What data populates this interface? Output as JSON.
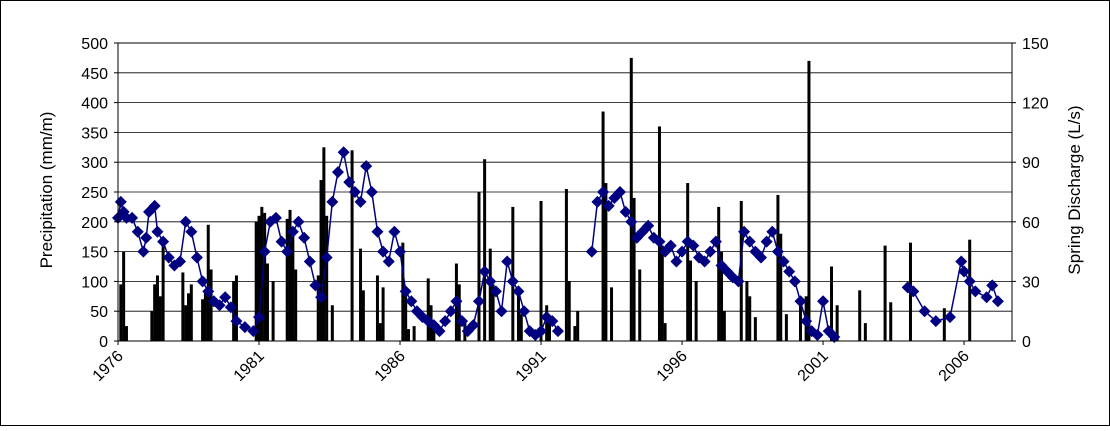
{
  "chart_data": {
    "type": "bar+line",
    "title": "",
    "xlabel": "",
    "ylabel_left": "Precipitation (mm/m)",
    "ylabel_right": "Spring Discharge (L/s)",
    "xlim": [
      1976,
      2007.7
    ],
    "ylim_left": [
      0,
      500
    ],
    "ylim_right": [
      0,
      150
    ],
    "x_ticks": [
      "1976",
      "1981",
      "1986",
      "1991",
      "1996",
      "2001",
      "2006"
    ],
    "y_ticks_left": [
      "0",
      "50",
      "100",
      "150",
      "200",
      "250",
      "300",
      "350",
      "400",
      "450",
      "500"
    ],
    "y_ticks_right": [
      "0",
      "30",
      "60",
      "90",
      "120",
      "150"
    ],
    "grid": "horizontal",
    "legend": "none",
    "colors": {
      "bars": "#000000",
      "line": "#000080",
      "markers": "#000080"
    },
    "series": [
      {
        "type": "bar",
        "axis": "left",
        "x": [
          1976.1,
          1976.2,
          1976.3,
          1977.2,
          1977.3,
          1977.4,
          1977.5,
          1977.6,
          1978.3,
          1978.4,
          1978.5,
          1978.6,
          1979.0,
          1979.1,
          1979.2,
          1979.3,
          1980.1,
          1980.2,
          1980.9,
          1981.0,
          1981.1,
          1981.2,
          1981.3,
          1981.5,
          1982.0,
          1982.1,
          1982.2,
          1982.3,
          1983.1,
          1983.2,
          1983.3,
          1983.4,
          1983.6,
          1984.3,
          1984.6,
          1984.7,
          1985.2,
          1985.3,
          1985.4,
          1986.1,
          1986.2,
          1986.3,
          1986.5,
          1987.0,
          1987.1,
          1987.2,
          1988.0,
          1988.1,
          1988.3,
          1988.8,
          1989.0,
          1989.2,
          1989.3,
          1990.0,
          1990.2,
          1990.3,
          1991.0,
          1991.2,
          1991.3,
          1991.9,
          1992.0,
          1992.2,
          1992.3,
          1993.2,
          1993.3,
          1993.5,
          1994.2,
          1994.3,
          1994.5,
          1995.2,
          1995.3,
          1995.4,
          1996.2,
          1996.3,
          1996.5,
          1997.3,
          1997.4,
          1997.5,
          1998.1,
          1998.3,
          1998.4,
          1998.6,
          1999.4,
          1999.5,
          1999.7,
          2000.2,
          2000.4,
          2000.5,
          2001.3,
          2001.5,
          2002.3,
          2002.5,
          2003.2,
          2003.4,
          2004.1,
          2005.3,
          2006.2
        ],
        "values": [
          95,
          150,
          25,
          50,
          95,
          110,
          75,
          170,
          115,
          60,
          80,
          95,
          70,
          85,
          195,
          120,
          100,
          110,
          200,
          210,
          225,
          215,
          130,
          100,
          205,
          220,
          180,
          120,
          110,
          270,
          325,
          210,
          60,
          320,
          155,
          85,
          110,
          30,
          90,
          165,
          80,
          20,
          25,
          105,
          60,
          25,
          130,
          95,
          35,
          250,
          305,
          155,
          95,
          225,
          80,
          45,
          235,
          60,
          30,
          255,
          100,
          25,
          50,
          385,
          265,
          90,
          475,
          240,
          120,
          360,
          160,
          30,
          265,
          135,
          100,
          225,
          150,
          50,
          235,
          100,
          75,
          40,
          245,
          180,
          45,
          70,
          75,
          470,
          125,
          60,
          85,
          30,
          160,
          65,
          165,
          55,
          170
        ]
      },
      {
        "type": "line",
        "axis": "right",
        "x": [
          1976.0,
          1976.1,
          1976.2,
          1976.3,
          1976.5,
          1976.7,
          1976.9,
          1977.0,
          1977.1,
          1977.3,
          1977.4,
          1977.6,
          1977.8,
          1978.0,
          1978.2,
          1978.4,
          1978.6,
          1978.8,
          1979.0,
          1979.2,
          1979.4,
          1979.6,
          1979.8,
          1980.0,
          1980.2,
          1980.5,
          1980.8,
          1981.0,
          1981.2,
          1981.4,
          1981.6,
          1981.8,
          1982.0,
          1982.2,
          1982.4,
          1982.6,
          1982.8,
          1983.0,
          1983.2,
          1983.4,
          1983.6,
          1983.8,
          1984.0,
          1984.2,
          1984.4,
          1984.6,
          1984.8,
          1985.0,
          1985.2,
          1985.4,
          1985.6,
          1985.8,
          1986.0,
          1986.2,
          1986.4,
          1986.6,
          1986.8,
          1987.0,
          1987.2,
          1987.4,
          1987.6,
          1987.8,
          1988.0,
          1988.2,
          1988.4,
          1988.6,
          1988.8,
          1989.0,
          1989.2,
          1989.4,
          1989.6,
          1989.8,
          1990.0,
          1990.2,
          1990.4,
          1990.6,
          1990.8,
          1991.0,
          1991.2,
          1991.4,
          1991.6
        ],
        "values": [
          62,
          70,
          65,
          62,
          62,
          55,
          45,
          52,
          65,
          68,
          55,
          50,
          42,
          38,
          40,
          60,
          55,
          42,
          30,
          25,
          20,
          18,
          22,
          17,
          10,
          7,
          5,
          12,
          45,
          60,
          62,
          50,
          45,
          55,
          60,
          52,
          40,
          28,
          22,
          42,
          70,
          85,
          95,
          80,
          75,
          70,
          88,
          75,
          55,
          45,
          40,
          55,
          45,
          25,
          20,
          15,
          12,
          10,
          8,
          5,
          10,
          15,
          20,
          10,
          5,
          8,
          20,
          35,
          30,
          25,
          15,
          40,
          30,
          25,
          15,
          5,
          3,
          5,
          12,
          10,
          5
        ]
      },
      {
        "type": "line",
        "axis": "right",
        "x": [
          1992.8,
          1993.0,
          1993.2,
          1993.4,
          1993.6,
          1993.8,
          1994.0,
          1994.2,
          1994.4,
          1994.6,
          1994.8,
          1995.0,
          1995.2,
          1995.4,
          1995.6,
          1995.8,
          1996.0,
          1996.2,
          1996.4,
          1996.6,
          1996.8,
          1997.0,
          1997.2,
          1997.4,
          1997.6,
          1997.8,
          1998.0,
          1998.2,
          1998.4,
          1998.6,
          1998.8,
          1999.0,
          1999.2,
          1999.4,
          1999.6,
          1999.8,
          2000.0,
          2000.2,
          2000.4,
          2000.6,
          2000.8,
          2001.0,
          2001.2,
          2001.4
        ],
        "values": [
          45,
          70,
          75,
          68,
          72,
          75,
          65,
          60,
          52,
          55,
          58,
          52,
          50,
          45,
          48,
          40,
          45,
          50,
          48,
          42,
          40,
          45,
          50,
          38,
          35,
          32,
          30,
          55,
          50,
          45,
          42,
          50,
          55,
          45,
          40,
          35,
          30,
          20,
          10,
          5,
          3,
          20,
          5,
          2
        ]
      },
      {
        "type": "line",
        "axis": "right",
        "x": [
          2004.0,
          2004.2,
          2004.6,
          2005.0,
          2005.5,
          2005.9,
          2006.0,
          2006.2,
          2006.4,
          2006.8,
          2007.0,
          2007.2
        ],
        "values": [
          27,
          25,
          15,
          10,
          12,
          40,
          35,
          30,
          25,
          22,
          28,
          20
        ]
      }
    ]
  }
}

• PROMPT
Each record should be quoted exactly, with the images omitted.

• RESULT OF THIS EXERCISE
What data populates this interface? Output as JSON.
{
  "chart_data": {
    "type": "bar+line",
    "title": "",
    "xlabel": "",
    "ylabel_left": "Precipitation (mm/m)",
    "ylabel_right": "Spring Discharge (L/s)",
    "xlim": [
      1976,
      2007.7
    ],
    "ylim_left": [
      0,
      500
    ],
    "ylim_right": [
      0,
      150
    ],
    "x_ticks": [
      "1976",
      "1981",
      "1986",
      "1991",
      "1996",
      "2001",
      "2006"
    ],
    "y_ticks_left": [
      "0",
      "50",
      "100",
      "150",
      "200",
      "250",
      "300",
      "350",
      "400",
      "450",
      "500"
    ],
    "y_ticks_right": [
      "0",
      "30",
      "60",
      "90",
      "120",
      "150"
    ],
    "grid": "horizontal",
    "legend": "none",
    "colors": {
      "bars": "#000000",
      "line": "#000080",
      "markers": "#000080"
    },
    "series": [
      {
        "type": "bar",
        "axis": "left",
        "x": [
          1976.1,
          1976.2,
          1976.3,
          1977.2,
          1977.3,
          1977.4,
          1977.5,
          1977.6,
          1978.3,
          1978.4,
          1978.5,
          1978.6,
          1979.0,
          1979.1,
          1979.2,
          1979.3,
          1980.1,
          1980.2,
          1980.9,
          1981.0,
          1981.1,
          1981.2,
          1981.3,
          1981.5,
          1982.0,
          1982.1,
          1982.2,
          1982.3,
          1983.1,
          1983.2,
          1983.3,
          1983.4,
          1983.6,
          1984.3,
          1984.6,
          1984.7,
          1985.2,
          1985.3,
          1985.4,
          1986.1,
          1986.2,
          1986.3,
          1986.5,
          1987.0,
          1987.1,
          1987.2,
          1988.0,
          1988.1,
          1988.3,
          1988.8,
          1989.0,
          1989.2,
          1989.3,
          1990.0,
          1990.2,
          1990.3,
          1991.0,
          1991.2,
          1991.3,
          1991.9,
          1992.0,
          1992.2,
          1992.3,
          1993.2,
          1993.3,
          1993.5,
          1994.2,
          1994.3,
          1994.5,
          1995.2,
          1995.3,
          1995.4,
          1996.2,
          1996.3,
          1996.5,
          1997.3,
          1997.4,
          1997.5,
          1998.1,
          1998.3,
          1998.4,
          1998.6,
          1999.4,
          1999.5,
          1999.7,
          2000.2,
          2000.4,
          2000.5,
          2001.3,
          2001.5,
          2002.3,
          2002.5,
          2003.2,
          2003.4,
          2004.1,
          2005.3,
          2006.2
        ],
        "values": [
          95,
          150,
          25,
          50,
          95,
          110,
          75,
          170,
          115,
          60,
          80,
          95,
          70,
          85,
          195,
          120,
          100,
          110,
          200,
          210,
          225,
          215,
          130,
          100,
          205,
          220,
          180,
          120,
          110,
          270,
          325,
          210,
          60,
          320,
          155,
          85,
          110,
          30,
          90,
          165,
          80,
          20,
          25,
          105,
          60,
          25,
          130,
          95,
          35,
          250,
          305,
          155,
          95,
          225,
          80,
          45,
          235,
          60,
          30,
          255,
          100,
          25,
          50,
          385,
          265,
          90,
          475,
          240,
          120,
          360,
          160,
          30,
          265,
          135,
          100,
          225,
          150,
          50,
          235,
          100,
          75,
          40,
          245,
          180,
          45,
          70,
          75,
          470,
          125,
          60,
          85,
          30,
          160,
          65,
          165,
          55,
          170
        ]
      },
      {
        "type": "line",
        "axis": "right",
        "x": [
          1976.0,
          1976.1,
          1976.2,
          1976.3,
          1976.5,
          1976.7,
          1976.9,
          1977.0,
          1977.1,
          1977.3,
          1977.4,
          1977.6,
          1977.8,
          1978.0,
          1978.2,
          1978.4,
          1978.6,
          1978.8,
          1979.0,
          1979.2,
          1979.4,
          1979.6,
          1979.8,
          1980.0,
          1980.2,
          1980.5,
          1980.8,
          1981.0,
          1981.2,
          1981.4,
          1981.6,
          1981.8,
          1982.0,
          1982.2,
          1982.4,
          1982.6,
          1982.8,
          1983.0,
          1983.2,
          1983.4,
          1983.6,
          1983.8,
          1984.0,
          1984.2,
          1984.4,
          1984.6,
          1984.8,
          1985.0,
          1985.2,
          1985.4,
          1985.6,
          1985.8,
          1986.0,
          1986.2,
          1986.4,
          1986.6,
          1986.8,
          1987.0,
          1987.2,
          1987.4,
          1987.6,
          1987.8,
          1988.0,
          1988.2,
          1988.4,
          1988.6,
          1988.8,
          1989.0,
          1989.2,
          1989.4,
          1989.6,
          1989.8,
          1990.0,
          1990.2,
          1990.4,
          1990.6,
          1990.8,
          1991.0,
          1991.2,
          1991.4,
          1991.6
        ],
        "values": [
          62,
          70,
          65,
          62,
          62,
          55,
          45,
          52,
          65,
          68,
          55,
          50,
          42,
          38,
          40,
          60,
          55,
          42,
          30,
          25,
          20,
          18,
          22,
          17,
          10,
          7,
          5,
          12,
          45,
          60,
          62,
          50,
          45,
          55,
          60,
          52,
          40,
          28,
          22,
          42,
          70,
          85,
          95,
          80,
          75,
          70,
          88,
          75,
          55,
          45,
          40,
          55,
          45,
          25,
          20,
          15,
          12,
          10,
          8,
          5,
          10,
          15,
          20,
          10,
          5,
          8,
          20,
          35,
          30,
          25,
          15,
          40,
          30,
          25,
          15,
          5,
          3,
          5,
          12,
          10,
          5
        ]
      },
      {
        "type": "line",
        "axis": "right",
        "x": [
          1992.8,
          1993.0,
          1993.2,
          1993.4,
          1993.6,
          1993.8,
          1994.0,
          1994.2,
          1994.4,
          1994.6,
          1994.8,
          1995.0,
          1995.2,
          1995.4,
          1995.6,
          1995.8,
          1996.0,
          1996.2,
          1996.4,
          1996.6,
          1996.8,
          1997.0,
          1997.2,
          1997.4,
          1997.6,
          1997.8,
          1998.0,
          1998.2,
          1998.4,
          1998.6,
          1998.8,
          1999.0,
          1999.2,
          1999.4,
          1999.6,
          1999.8,
          2000.0,
          2000.2,
          2000.4,
          2000.6,
          2000.8,
          2001.0,
          2001.2,
          2001.4
        ],
        "values": [
          45,
          70,
          75,
          68,
          72,
          75,
          65,
          60,
          52,
          55,
          58,
          52,
          50,
          45,
          48,
          40,
          45,
          50,
          48,
          42,
          40,
          45,
          50,
          38,
          35,
          32,
          30,
          55,
          50,
          45,
          42,
          50,
          55,
          45,
          40,
          35,
          30,
          20,
          10,
          5,
          3,
          20,
          5,
          2
        ]
      },
      {
        "type": "line",
        "axis": "right",
        "x": [
          2004.0,
          2004.2,
          2004.6,
          2005.0,
          2005.5,
          2005.9,
          2006.0,
          2006.2,
          2006.4,
          2006.8,
          2007.0,
          2007.2
        ],
        "values": [
          27,
          25,
          15,
          10,
          12,
          40,
          35,
          30,
          25,
          22,
          28,
          20
        ]
      }
    ]
  }
}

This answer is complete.